== Material to process ==
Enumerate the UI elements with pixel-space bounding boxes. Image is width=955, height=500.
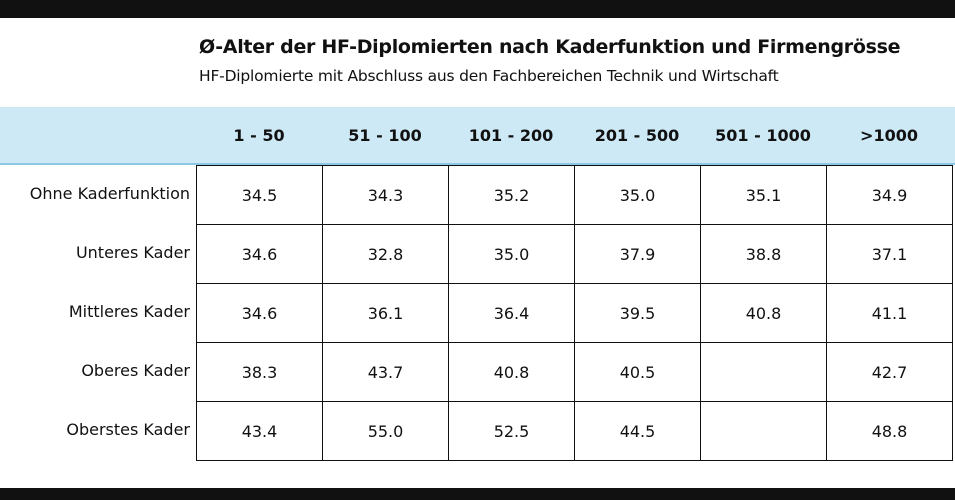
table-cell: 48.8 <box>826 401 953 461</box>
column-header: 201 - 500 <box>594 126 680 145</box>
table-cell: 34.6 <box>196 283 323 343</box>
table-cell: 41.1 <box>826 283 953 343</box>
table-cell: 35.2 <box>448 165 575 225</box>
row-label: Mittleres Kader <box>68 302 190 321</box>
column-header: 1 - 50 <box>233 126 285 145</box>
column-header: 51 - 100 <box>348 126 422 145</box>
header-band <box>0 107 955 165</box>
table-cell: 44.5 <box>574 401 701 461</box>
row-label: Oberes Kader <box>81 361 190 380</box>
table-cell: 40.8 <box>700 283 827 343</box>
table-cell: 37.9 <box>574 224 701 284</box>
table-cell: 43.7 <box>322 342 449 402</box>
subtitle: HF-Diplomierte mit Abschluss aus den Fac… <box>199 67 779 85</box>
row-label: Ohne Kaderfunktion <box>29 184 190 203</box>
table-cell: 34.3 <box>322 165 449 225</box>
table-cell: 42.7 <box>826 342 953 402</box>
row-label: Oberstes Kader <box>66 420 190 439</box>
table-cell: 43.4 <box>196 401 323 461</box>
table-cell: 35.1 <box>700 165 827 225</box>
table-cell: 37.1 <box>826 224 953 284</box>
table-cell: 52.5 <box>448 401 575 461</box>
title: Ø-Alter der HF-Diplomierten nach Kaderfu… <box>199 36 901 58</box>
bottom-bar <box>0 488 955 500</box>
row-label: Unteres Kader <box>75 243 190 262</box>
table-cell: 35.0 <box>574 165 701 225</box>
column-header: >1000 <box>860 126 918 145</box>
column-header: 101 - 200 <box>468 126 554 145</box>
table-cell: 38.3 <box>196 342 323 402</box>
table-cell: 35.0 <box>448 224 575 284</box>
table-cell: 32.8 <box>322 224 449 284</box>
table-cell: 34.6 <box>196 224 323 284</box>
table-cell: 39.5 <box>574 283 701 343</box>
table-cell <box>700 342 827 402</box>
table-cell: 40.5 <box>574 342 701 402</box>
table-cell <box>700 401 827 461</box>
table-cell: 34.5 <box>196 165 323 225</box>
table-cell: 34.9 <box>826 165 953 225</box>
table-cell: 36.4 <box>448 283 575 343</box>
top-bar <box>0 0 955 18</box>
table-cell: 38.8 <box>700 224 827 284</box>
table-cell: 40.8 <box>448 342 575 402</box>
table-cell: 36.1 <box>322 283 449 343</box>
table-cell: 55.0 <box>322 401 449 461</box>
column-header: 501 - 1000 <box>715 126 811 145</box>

== Stated goal ==
Can you repeat the lines in the records from the one holding "table-cell: 48.8 <box>826 401 953 461</box>" through the one holding "table-cell: 35.2 <box>448 165 575 225</box>", both included?

== Solution to this problem ==
table-cell: 48.8 <box>826 401 953 461</box>
column-header: 201 - 500 <box>594 126 680 145</box>
table-cell: 34.6 <box>196 283 323 343</box>
table-cell: 41.1 <box>826 283 953 343</box>
table-cell: 35.2 <box>448 165 575 225</box>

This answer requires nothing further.